PROVIDED INFORMATION:
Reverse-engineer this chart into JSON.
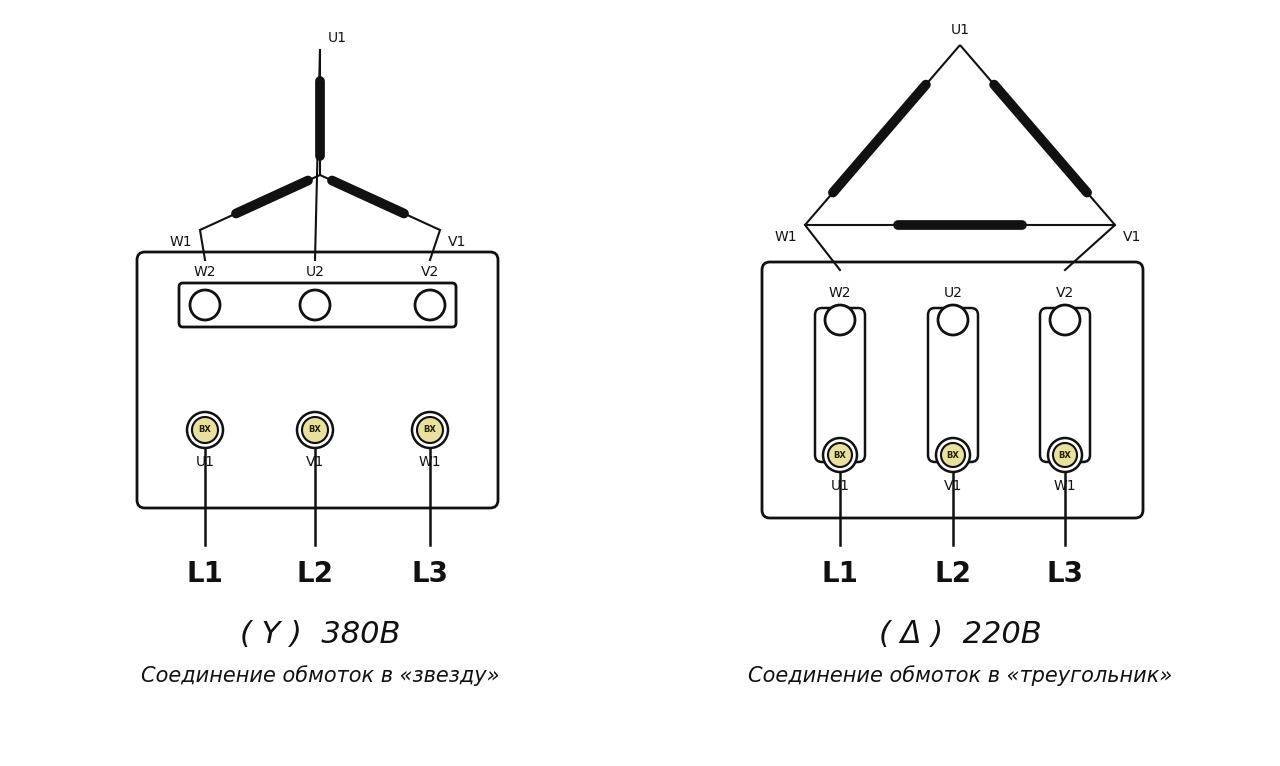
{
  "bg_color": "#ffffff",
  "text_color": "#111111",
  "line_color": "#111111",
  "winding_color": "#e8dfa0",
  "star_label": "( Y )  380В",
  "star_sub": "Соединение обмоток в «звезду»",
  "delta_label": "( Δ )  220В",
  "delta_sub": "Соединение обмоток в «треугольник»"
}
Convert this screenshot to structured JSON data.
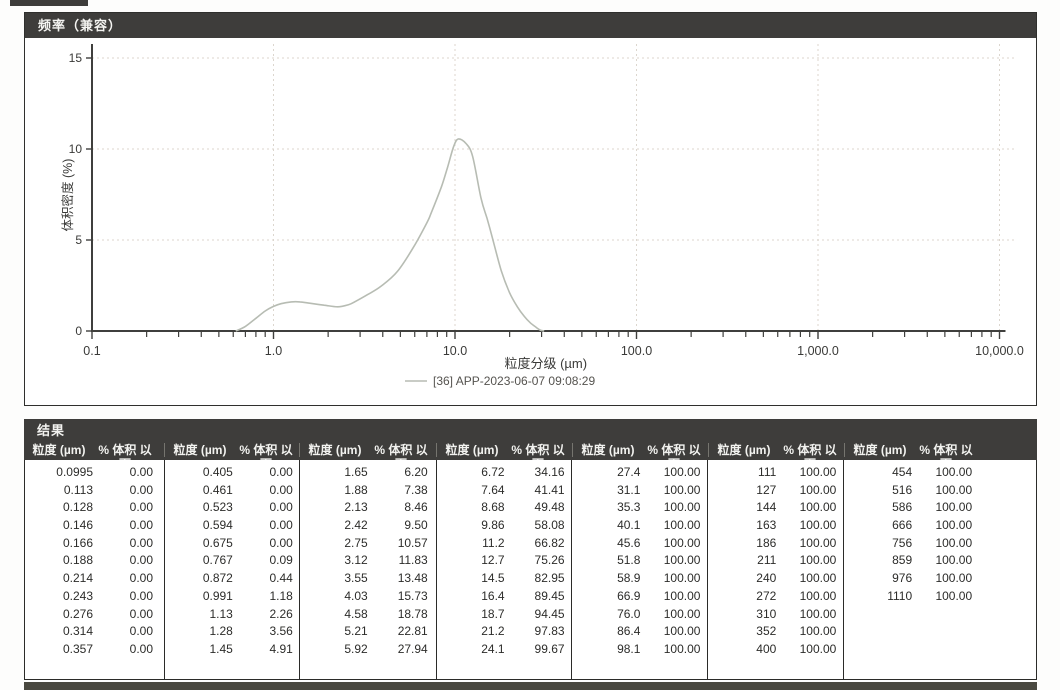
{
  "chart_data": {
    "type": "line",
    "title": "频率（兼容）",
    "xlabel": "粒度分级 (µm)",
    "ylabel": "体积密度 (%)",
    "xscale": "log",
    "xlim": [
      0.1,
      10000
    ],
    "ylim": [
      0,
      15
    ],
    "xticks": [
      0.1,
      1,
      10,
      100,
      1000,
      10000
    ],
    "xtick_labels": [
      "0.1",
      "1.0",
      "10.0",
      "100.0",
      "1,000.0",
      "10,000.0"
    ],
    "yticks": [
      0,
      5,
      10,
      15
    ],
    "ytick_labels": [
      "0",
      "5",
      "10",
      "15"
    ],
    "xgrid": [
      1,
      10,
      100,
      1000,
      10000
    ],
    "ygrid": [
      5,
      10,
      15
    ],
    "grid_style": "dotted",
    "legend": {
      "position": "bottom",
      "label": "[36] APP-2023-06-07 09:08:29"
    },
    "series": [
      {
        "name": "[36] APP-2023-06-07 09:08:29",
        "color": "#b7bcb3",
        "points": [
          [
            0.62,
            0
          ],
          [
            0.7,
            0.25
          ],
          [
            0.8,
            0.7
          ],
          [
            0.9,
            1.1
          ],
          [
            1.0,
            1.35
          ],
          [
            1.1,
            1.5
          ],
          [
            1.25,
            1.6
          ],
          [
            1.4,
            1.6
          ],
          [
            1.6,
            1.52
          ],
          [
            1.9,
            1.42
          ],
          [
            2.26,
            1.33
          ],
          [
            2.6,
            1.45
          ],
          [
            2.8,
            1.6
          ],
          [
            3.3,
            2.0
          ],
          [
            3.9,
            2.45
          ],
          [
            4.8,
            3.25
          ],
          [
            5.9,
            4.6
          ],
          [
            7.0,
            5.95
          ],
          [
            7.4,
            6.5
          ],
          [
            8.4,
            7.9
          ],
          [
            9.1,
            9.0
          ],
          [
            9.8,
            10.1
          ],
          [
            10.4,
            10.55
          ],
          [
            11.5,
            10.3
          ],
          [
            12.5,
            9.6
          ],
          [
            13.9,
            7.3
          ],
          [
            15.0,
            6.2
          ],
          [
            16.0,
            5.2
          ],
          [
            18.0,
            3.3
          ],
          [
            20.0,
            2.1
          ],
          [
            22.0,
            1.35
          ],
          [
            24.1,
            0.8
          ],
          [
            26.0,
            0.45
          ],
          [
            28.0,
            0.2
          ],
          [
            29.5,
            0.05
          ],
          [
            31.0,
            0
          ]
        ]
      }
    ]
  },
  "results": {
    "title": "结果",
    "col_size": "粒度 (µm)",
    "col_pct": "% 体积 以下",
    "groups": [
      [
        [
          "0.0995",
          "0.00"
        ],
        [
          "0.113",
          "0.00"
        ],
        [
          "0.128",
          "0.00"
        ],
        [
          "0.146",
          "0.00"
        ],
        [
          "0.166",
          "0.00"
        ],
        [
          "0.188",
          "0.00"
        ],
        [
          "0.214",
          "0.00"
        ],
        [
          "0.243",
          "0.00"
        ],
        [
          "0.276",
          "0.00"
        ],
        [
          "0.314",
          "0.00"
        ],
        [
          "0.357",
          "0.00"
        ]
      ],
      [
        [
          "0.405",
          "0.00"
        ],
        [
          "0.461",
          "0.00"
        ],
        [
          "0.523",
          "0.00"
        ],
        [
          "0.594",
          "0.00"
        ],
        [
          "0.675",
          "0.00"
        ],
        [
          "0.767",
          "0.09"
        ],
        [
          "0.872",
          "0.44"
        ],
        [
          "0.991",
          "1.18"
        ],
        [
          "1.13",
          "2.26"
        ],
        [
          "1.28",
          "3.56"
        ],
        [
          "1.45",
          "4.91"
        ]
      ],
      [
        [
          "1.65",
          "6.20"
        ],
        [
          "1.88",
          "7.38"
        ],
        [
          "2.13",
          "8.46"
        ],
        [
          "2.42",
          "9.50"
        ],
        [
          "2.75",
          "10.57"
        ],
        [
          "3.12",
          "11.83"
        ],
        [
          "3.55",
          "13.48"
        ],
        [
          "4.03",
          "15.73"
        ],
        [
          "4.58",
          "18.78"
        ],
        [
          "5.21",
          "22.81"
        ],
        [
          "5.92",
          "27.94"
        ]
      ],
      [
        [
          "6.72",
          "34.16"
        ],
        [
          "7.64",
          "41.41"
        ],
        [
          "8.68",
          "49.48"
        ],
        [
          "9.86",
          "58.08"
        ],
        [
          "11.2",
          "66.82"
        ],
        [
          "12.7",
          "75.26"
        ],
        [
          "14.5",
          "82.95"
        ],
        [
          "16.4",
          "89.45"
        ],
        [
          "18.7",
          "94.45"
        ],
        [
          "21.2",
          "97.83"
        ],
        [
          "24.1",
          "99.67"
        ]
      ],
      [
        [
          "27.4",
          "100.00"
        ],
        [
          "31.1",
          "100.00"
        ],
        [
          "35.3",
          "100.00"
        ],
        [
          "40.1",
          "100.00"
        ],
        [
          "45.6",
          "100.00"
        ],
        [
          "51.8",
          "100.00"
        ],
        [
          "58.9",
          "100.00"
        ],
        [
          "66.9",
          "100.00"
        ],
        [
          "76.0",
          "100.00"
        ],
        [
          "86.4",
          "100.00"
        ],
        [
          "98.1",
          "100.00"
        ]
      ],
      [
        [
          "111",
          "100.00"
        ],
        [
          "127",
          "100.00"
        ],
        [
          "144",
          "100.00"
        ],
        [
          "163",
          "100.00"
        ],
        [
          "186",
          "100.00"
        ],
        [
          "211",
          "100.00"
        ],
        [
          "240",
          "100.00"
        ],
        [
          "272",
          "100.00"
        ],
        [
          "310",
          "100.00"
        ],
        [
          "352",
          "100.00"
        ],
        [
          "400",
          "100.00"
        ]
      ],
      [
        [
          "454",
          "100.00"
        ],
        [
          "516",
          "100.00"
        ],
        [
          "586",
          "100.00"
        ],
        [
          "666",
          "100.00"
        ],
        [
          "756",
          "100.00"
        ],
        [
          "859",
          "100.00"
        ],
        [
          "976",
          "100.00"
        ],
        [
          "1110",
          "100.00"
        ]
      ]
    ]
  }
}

TASK REQUIREMENTS:
Transcribe all the records above word for word, without their images.

OUTPUT OF THE EXERCISE:
Reverse-engineer this chart into JSON.
{
  "bg_color": "#ffffff",
  "text_color": "#111111",
  "line_color": "#111111",
  "winding_color": "#e8dfa0",
  "star_label": "( Y )  380В",
  "star_sub": "Соединение обмоток в «звезду»",
  "delta_label": "( Δ )  220В",
  "delta_sub": "Соединение обмоток в «треугольник»"
}
Convert this screenshot to structured JSON data.
{
  "chart_data": {
    "type": "line",
    "title": "频率（兼容）",
    "xlabel": "粒度分级 (µm)",
    "ylabel": "体积密度 (%)",
    "xscale": "log",
    "xlim": [
      0.1,
      10000
    ],
    "ylim": [
      0,
      15
    ],
    "xticks": [
      0.1,
      1,
      10,
      100,
      1000,
      10000
    ],
    "xtick_labels": [
      "0.1",
      "1.0",
      "10.0",
      "100.0",
      "1,000.0",
      "10,000.0"
    ],
    "yticks": [
      0,
      5,
      10,
      15
    ],
    "ytick_labels": [
      "0",
      "5",
      "10",
      "15"
    ],
    "xgrid": [
      1,
      10,
      100,
      1000,
      10000
    ],
    "ygrid": [
      5,
      10,
      15
    ],
    "grid_style": "dotted",
    "legend": {
      "position": "bottom",
      "label": "[36] APP-2023-06-07 09:08:29"
    },
    "series": [
      {
        "name": "[36] APP-2023-06-07 09:08:29",
        "color": "#b7bcb3",
        "points": [
          [
            0.62,
            0
          ],
          [
            0.7,
            0.25
          ],
          [
            0.8,
            0.7
          ],
          [
            0.9,
            1.1
          ],
          [
            1.0,
            1.35
          ],
          [
            1.1,
            1.5
          ],
          [
            1.25,
            1.6
          ],
          [
            1.4,
            1.6
          ],
          [
            1.6,
            1.52
          ],
          [
            1.9,
            1.42
          ],
          [
            2.26,
            1.33
          ],
          [
            2.6,
            1.45
          ],
          [
            2.8,
            1.6
          ],
          [
            3.3,
            2.0
          ],
          [
            3.9,
            2.45
          ],
          [
            4.8,
            3.25
          ],
          [
            5.9,
            4.6
          ],
          [
            7.0,
            5.95
          ],
          [
            7.4,
            6.5
          ],
          [
            8.4,
            7.9
          ],
          [
            9.1,
            9.0
          ],
          [
            9.8,
            10.1
          ],
          [
            10.4,
            10.55
          ],
          [
            11.5,
            10.3
          ],
          [
            12.5,
            9.6
          ],
          [
            13.9,
            7.3
          ],
          [
            15.0,
            6.2
          ],
          [
            16.0,
            5.2
          ],
          [
            18.0,
            3.3
          ],
          [
            20.0,
            2.1
          ],
          [
            22.0,
            1.35
          ],
          [
            24.1,
            0.8
          ],
          [
            26.0,
            0.45
          ],
          [
            28.0,
            0.2
          ],
          [
            29.5,
            0.05
          ],
          [
            31.0,
            0
          ]
        ]
      }
    ]
  },
  "results": {
    "title": "结果",
    "col_size": "粒度 (µm)",
    "col_pct": "% 体积 以下",
    "groups": [
      [
        [
          "0.0995",
          "0.00"
        ],
        [
          "0.113",
          "0.00"
        ],
        [
          "0.128",
          "0.00"
        ],
        [
          "0.146",
          "0.00"
        ],
        [
          "0.166",
          "0.00"
        ],
        [
          "0.188",
          "0.00"
        ],
        [
          "0.214",
          "0.00"
        ],
        [
          "0.243",
          "0.00"
        ],
        [
          "0.276",
          "0.00"
        ],
        [
          "0.314",
          "0.00"
        ],
        [
          "0.357",
          "0.00"
        ]
      ],
      [
        [
          "0.405",
          "0.00"
        ],
        [
          "0.461",
          "0.00"
        ],
        [
          "0.523",
          "0.00"
        ],
        [
          "0.594",
          "0.00"
        ],
        [
          "0.675",
          "0.00"
        ],
        [
          "0.767",
          "0.09"
        ],
        [
          "0.872",
          "0.44"
        ],
        [
          "0.991",
          "1.18"
        ],
        [
          "1.13",
          "2.26"
        ],
        [
          "1.28",
          "3.56"
        ],
        [
          "1.45",
          "4.91"
        ]
      ],
      [
        [
          "1.65",
          "6.20"
        ],
        [
          "1.88",
          "7.38"
        ],
        [
          "2.13",
          "8.46"
        ],
        [
          "2.42",
          "9.50"
        ],
        [
          "2.75",
          "10.57"
        ],
        [
          "3.12",
          "11.83"
        ],
        [
          "3.55",
          "13.48"
        ],
        [
          "4.03",
          "15.73"
        ],
        [
          "4.58",
          "18.78"
        ],
        [
          "5.21",
          "22.81"
        ],
        [
          "5.92",
          "27.94"
        ]
      ],
      [
        [
          "6.72",
          "34.16"
        ],
        [
          "7.64",
          "41.41"
        ],
        [
          "8.68",
          "49.48"
        ],
        [
          "9.86",
          "58.08"
        ],
        [
          "11.2",
          "66.82"
        ],
        [
          "12.7",
          "75.26"
        ],
        [
          "14.5",
          "82.95"
        ],
        [
          "16.4",
          "89.45"
        ],
        [
          "18.7",
          "94.45"
        ],
        [
          "21.2",
          "97.83"
        ],
        [
          "24.1",
          "99.67"
        ]
      ],
      [
        [
          "27.4",
          "100.00"
        ],
        [
          "31.1",
          "100.00"
        ],
        [
          "35.3",
          "100.00"
        ],
        [
          "40.1",
          "100.00"
        ],
        [
          "45.6",
          "100.00"
        ],
        [
          "51.8",
          "100.00"
        ],
        [
          "58.9",
          "100.00"
        ],
        [
          "66.9",
          "100.00"
        ],
        [
          "76.0",
          "100.00"
        ],
        [
          "86.4",
          "100.00"
        ],
        [
          "98.1",
          "100.00"
        ]
      ],
      [
        [
          "111",
          "100.00"
        ],
        [
          "127",
          "100.00"
        ],
        [
          "144",
          "100.00"
        ],
        [
          "163",
          "100.00"
        ],
        [
          "186",
          "100.00"
        ],
        [
          "211",
          "100.00"
        ],
        [
          "240",
          "100.00"
        ],
        [
          "272",
          "100.00"
        ],
        [
          "310",
          "100.00"
        ],
        [
          "352",
          "100.00"
        ],
        [
          "400",
          "100.00"
        ]
      ],
      [
        [
          "454",
          "100.00"
        ],
        [
          "516",
          "100.00"
        ],
        [
          "586",
          "100.00"
        ],
        [
          "666",
          "100.00"
        ],
        [
          "756",
          "100.00"
        ],
        [
          "859",
          "100.00"
        ],
        [
          "976",
          "100.00"
        ],
        [
          "1110",
          "100.00"
        ]
      ]
    ]
  }
}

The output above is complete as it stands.